* TASK DIRECTIONS:
Which lines run from the line with "Read all visible content and emit it as JSON." to the end of the entries? Write out exactly those, leaving out the pictures.

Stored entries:
## Start

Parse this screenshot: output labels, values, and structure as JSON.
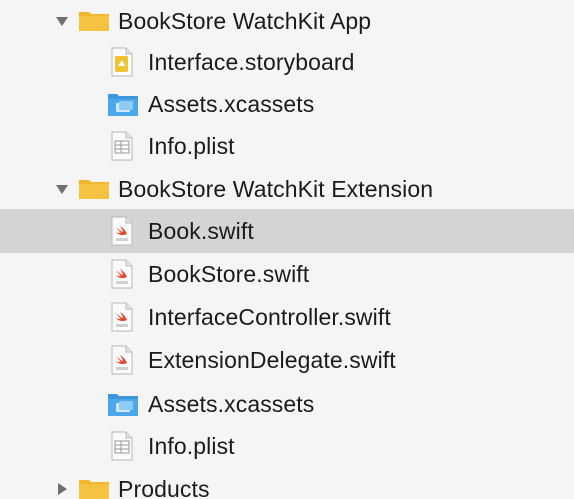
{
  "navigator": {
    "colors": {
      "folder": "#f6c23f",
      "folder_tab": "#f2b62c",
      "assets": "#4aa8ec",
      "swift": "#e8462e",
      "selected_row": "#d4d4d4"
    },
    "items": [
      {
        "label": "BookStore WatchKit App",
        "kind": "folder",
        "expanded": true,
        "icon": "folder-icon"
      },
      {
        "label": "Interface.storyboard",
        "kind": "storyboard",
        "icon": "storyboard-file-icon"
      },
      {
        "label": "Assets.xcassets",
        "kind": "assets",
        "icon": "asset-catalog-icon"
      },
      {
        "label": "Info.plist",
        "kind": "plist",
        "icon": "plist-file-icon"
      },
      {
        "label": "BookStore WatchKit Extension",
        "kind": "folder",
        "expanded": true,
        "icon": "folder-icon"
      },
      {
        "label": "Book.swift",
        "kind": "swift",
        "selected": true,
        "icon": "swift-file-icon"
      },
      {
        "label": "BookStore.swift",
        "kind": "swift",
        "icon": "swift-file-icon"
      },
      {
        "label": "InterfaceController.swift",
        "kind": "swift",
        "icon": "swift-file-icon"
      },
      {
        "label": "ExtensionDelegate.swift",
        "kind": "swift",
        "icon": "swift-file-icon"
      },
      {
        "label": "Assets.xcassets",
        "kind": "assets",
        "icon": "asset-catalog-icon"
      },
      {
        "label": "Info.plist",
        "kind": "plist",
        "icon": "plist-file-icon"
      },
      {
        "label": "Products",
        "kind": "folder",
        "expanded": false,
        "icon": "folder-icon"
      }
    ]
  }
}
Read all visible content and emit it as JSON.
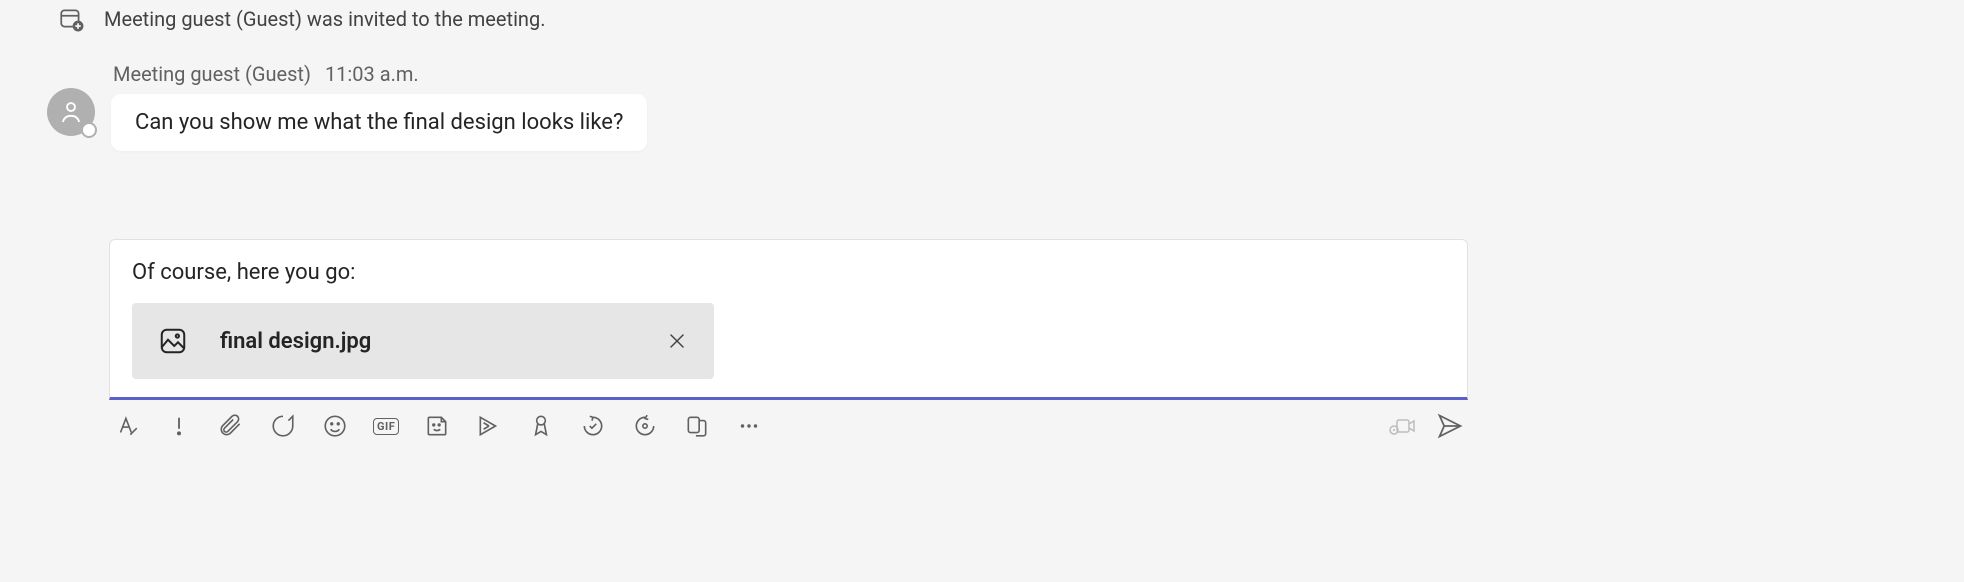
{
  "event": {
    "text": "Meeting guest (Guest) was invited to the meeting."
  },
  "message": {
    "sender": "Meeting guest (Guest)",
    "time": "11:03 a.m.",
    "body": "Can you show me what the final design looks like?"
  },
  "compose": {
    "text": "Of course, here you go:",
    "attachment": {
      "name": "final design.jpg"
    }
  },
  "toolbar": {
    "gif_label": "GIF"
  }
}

## End

* OUTPUT FOR THIS EXERCISE:
Read all visible content and emit it as JSON.
{
  "event": {
    "text": "Meeting guest (Guest) was invited to the meeting."
  },
  "message": {
    "sender": "Meeting guest (Guest)",
    "time": "11:03 a.m.",
    "body": "Can you show me what the final design looks like?"
  },
  "compose": {
    "text": "Of course, here you go:",
    "attachment": {
      "name": "final design.jpg"
    }
  },
  "toolbar": {
    "gif_label": "GIF"
  }
}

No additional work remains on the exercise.